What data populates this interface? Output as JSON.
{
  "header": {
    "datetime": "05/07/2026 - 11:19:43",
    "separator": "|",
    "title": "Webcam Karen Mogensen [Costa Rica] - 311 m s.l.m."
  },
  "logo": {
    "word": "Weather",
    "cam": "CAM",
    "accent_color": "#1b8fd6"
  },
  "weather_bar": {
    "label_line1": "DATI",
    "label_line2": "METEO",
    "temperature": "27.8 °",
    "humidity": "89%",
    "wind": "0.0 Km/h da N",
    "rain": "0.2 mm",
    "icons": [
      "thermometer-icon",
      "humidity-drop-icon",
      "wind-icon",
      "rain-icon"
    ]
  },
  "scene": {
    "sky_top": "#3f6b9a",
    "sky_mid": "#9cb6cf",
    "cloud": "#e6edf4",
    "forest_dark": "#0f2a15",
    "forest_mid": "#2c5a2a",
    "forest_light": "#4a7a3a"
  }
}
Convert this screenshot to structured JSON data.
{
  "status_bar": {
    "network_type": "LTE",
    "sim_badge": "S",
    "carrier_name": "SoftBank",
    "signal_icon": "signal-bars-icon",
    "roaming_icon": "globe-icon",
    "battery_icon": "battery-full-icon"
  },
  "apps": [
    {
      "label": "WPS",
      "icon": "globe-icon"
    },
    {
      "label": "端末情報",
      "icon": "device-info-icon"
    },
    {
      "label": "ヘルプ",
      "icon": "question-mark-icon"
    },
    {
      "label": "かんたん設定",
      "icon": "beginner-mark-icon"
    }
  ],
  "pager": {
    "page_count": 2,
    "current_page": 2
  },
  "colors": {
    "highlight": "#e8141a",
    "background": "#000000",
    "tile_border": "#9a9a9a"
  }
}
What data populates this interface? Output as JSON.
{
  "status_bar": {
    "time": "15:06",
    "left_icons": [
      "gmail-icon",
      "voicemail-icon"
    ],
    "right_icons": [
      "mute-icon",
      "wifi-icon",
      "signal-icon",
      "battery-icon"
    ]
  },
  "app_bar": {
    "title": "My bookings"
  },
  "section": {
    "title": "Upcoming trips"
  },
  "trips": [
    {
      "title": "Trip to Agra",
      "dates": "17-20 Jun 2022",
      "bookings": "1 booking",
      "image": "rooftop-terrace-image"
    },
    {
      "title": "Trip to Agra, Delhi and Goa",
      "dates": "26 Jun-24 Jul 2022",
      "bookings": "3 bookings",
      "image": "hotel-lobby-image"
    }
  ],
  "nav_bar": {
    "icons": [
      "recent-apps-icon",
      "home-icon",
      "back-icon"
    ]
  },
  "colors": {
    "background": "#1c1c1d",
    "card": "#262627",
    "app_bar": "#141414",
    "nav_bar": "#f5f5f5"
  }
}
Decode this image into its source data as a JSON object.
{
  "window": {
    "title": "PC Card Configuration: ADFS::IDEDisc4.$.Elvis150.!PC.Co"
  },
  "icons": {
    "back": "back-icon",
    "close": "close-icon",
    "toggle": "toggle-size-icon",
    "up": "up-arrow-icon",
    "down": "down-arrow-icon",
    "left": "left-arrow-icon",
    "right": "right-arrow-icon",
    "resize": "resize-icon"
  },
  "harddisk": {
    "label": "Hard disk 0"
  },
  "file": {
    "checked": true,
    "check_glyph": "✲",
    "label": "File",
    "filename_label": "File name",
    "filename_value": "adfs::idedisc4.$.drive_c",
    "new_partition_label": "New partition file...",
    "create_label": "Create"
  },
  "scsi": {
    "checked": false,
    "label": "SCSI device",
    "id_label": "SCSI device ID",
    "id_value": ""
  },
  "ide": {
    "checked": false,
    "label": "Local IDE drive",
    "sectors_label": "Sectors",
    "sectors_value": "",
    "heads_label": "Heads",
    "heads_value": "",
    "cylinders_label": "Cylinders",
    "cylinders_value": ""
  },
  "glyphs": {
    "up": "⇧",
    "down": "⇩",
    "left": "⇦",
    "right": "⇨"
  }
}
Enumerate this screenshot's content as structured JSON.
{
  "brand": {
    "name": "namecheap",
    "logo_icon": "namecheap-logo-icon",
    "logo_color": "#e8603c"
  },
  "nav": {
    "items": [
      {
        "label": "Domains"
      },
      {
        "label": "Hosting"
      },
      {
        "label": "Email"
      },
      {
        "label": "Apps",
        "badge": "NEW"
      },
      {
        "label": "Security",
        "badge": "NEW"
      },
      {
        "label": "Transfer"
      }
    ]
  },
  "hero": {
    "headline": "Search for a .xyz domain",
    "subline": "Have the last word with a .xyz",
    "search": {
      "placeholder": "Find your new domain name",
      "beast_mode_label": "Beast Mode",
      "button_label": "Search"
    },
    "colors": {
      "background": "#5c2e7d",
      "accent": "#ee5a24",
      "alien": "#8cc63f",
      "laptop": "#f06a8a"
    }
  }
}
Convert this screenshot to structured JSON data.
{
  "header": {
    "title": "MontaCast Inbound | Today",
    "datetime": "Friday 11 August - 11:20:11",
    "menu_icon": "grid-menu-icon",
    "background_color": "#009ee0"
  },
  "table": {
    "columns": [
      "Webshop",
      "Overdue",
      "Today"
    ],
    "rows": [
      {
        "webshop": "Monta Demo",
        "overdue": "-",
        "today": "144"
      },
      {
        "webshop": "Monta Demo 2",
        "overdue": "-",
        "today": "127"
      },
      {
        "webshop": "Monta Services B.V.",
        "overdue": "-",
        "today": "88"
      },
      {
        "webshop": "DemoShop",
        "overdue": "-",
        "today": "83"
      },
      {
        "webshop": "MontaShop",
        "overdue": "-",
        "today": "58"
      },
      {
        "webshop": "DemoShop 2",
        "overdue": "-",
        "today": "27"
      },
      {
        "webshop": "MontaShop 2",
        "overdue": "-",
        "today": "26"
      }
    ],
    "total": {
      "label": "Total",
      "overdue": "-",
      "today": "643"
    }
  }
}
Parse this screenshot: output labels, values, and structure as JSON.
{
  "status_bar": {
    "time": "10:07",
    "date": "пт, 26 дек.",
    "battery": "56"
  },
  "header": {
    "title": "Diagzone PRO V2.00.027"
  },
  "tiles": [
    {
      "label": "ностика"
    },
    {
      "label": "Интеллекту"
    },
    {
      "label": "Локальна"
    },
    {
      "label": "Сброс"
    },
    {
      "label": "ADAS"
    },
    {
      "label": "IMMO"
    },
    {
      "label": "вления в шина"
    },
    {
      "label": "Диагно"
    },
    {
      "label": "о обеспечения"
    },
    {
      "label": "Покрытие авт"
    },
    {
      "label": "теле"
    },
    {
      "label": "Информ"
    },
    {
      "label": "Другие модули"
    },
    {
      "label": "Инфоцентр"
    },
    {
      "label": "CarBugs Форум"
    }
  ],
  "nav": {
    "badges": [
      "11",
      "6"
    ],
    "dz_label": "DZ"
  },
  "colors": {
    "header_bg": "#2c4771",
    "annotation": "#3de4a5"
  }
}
-----
*PROBLEM:* All lines from the one containing "Parse this screenshot: output" through the end of the records, both ends included, are to be quoted exactly; please add nothing else.

*SOLUTION TO THIS PROBLEM:*
Parse this screenshot: output labels, values, and structure as JSON.
{
  "status_bar": {
    "time": "10:07",
    "date": "пт, 26 дек.",
    "battery": "56"
  },
  "header": {
    "title": "Diagzone PRO V2.00.027"
  },
  "tiles": [
    {
      "label": "ностика"
    },
    {
      "label": "Интеллекту"
    },
    {
      "label": "Локальна"
    },
    {
      "label": "Сброс"
    },
    {
      "label": "ADAS"
    },
    {
      "label": "IMMO"
    },
    {
      "label": "вления в шина"
    },
    {
      "label": "Диагно"
    },
    {
      "label": "о обеспечения"
    },
    {
      "label": "Покрытие авт"
    },
    {
      "label": "теле"
    },
    {
      "label": "Информ"
    },
    {
      "label": "Другие модули"
    },
    {
      "label": "Инфоцентр"
    },
    {
      "label": "CarBugs Форум"
    }
  ],
  "nav": {
    "badges": [
      "11",
      "6"
    ],
    "dz_label": "DZ"
  },
  "colors": {
    "header_bg": "#2c4771",
    "annotation": "#3de4a5"
  }
}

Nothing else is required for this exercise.